• Document passage
** begin **
Heffstar has asked for the wisdom of the Perl Monks concerning the following question:

Hello Monks,

I'm looking for some wisdom and insight into Apache 1.3 and mod_perl.

My boss and I got into a discussion about proper web server setup and how mod_perl is used and we both aren't very suave when it comes to web admin.

Here's the scenario:

Apache 1.3
MinSpareServers 10
MaxSpareServers 20
StartServers 20
MaxRequestsPerChild 10000
MaxClients 500

We're running into the problem where we've got 20 apache children processes running which keep getting larger and larger as perl outputs our dynamic pages, all of the code is stored in RAM which is allocated to each apache process.

We do a lot of serving of PDFs and the way it's done (I don't have the code in front of me, so forgive me) is something like:

 while (<FILE>) { print @_; }

Would the size of the file be stored in memory along with the compiled code?

Also, any input on the Apache directives would be appreciated.

Thanks and all the best!

Replies are listed 'Best First'.
Re: Perl and Apache 1.3
by CountZero (Bishop) on Oct 10, 2009 at 06:09 UTC
    If those PDF-files are "static", i.e. they are not being made "on the spot" for every request, it is advisable to let Apache serve them rather than having to go through a perl-script in doing so.

    Also, if possible, switch to Apache2 and mod_perl 2 which allows you much more flexibility in configuring your application.
** end **
• Set exercise 1
Echo the listing from its first line up to and including the line with "339, 808, 464]".
The forum thread and the listing that comes next were taken from separate sources.

• Element and bounding-box listings
** begin **
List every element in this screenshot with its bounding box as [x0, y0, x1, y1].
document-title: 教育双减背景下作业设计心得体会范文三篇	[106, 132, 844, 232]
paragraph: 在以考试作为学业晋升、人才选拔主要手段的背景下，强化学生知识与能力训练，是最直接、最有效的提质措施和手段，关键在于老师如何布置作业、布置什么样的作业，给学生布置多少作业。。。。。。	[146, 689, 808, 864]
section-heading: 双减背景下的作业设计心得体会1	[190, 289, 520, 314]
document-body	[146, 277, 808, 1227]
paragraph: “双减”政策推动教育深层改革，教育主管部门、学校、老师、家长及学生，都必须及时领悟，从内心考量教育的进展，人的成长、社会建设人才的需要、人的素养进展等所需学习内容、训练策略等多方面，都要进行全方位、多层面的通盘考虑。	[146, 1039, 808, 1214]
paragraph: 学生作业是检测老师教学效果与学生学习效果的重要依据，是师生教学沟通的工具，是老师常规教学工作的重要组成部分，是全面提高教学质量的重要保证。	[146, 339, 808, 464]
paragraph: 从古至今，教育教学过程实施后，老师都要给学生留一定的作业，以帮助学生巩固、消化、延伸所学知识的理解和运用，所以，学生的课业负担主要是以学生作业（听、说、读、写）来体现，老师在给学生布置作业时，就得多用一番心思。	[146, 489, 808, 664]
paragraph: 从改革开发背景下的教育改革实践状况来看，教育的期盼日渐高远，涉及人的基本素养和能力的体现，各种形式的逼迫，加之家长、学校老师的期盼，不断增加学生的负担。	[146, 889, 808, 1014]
** end **
• Set exercise 2
Duplicate the forum thread's text from "Thanks and all" up to and including "configuring your application.".

• Final answer 1
List every element in this screenshot with its bounding box as [x0, y0, x1, y1].
document-title: 教育双减背景下作业设计心得体会范文三篇	[106, 132, 844, 232]
paragraph: 在以考试作为学业晋升、人才选拔主要手段的背景下，强化学生知识与能力训练，是最直接、最有效的提质措施和手段，关键在于老师如何布置作业、布置什么样的作业，给学生布置多少作业。。。。。。	[146, 689, 808, 864]
section-heading: 双减背景下的作业设计心得体会1	[190, 289, 520, 314]
document-body	[146, 277, 808, 1227]
paragraph: “双减”政策推动教育深层改革，教育主管部门、学校、老师、家长及学生，都必须及时领悟，从内心考量教育的进展，人的成长、社会建设人才的需要、人的素养进展等所需学习内容、训练策略等多方面，都要进行全方位、多层面的通盘考虑。	[146, 1039, 808, 1214]
paragraph: 学生作业是检测老师教学效果与学生学习效果的重要依据，是师生教学沟通的工具，是老师常规教学工作的重要组成部分，是全面提高教学质量的重要保证。	[146, 339, 808, 464]

• Final answer 2
Thanks and all the best!

Replies are listed 'Best First'.
Re: Perl and Apache 1.3
by CountZero (Bishop) on Oct 10, 2009 at 06:09 UTC
    If those PDF-files are "static", i.e. they are not being made "on the spot" for every request, it is advisable to let Apache serve them rather than having to go through a perl-script in doing so.

    Also, if possible, switch to Apache2 and mod_perl 2 which allows you much more flexibility in configuring your application.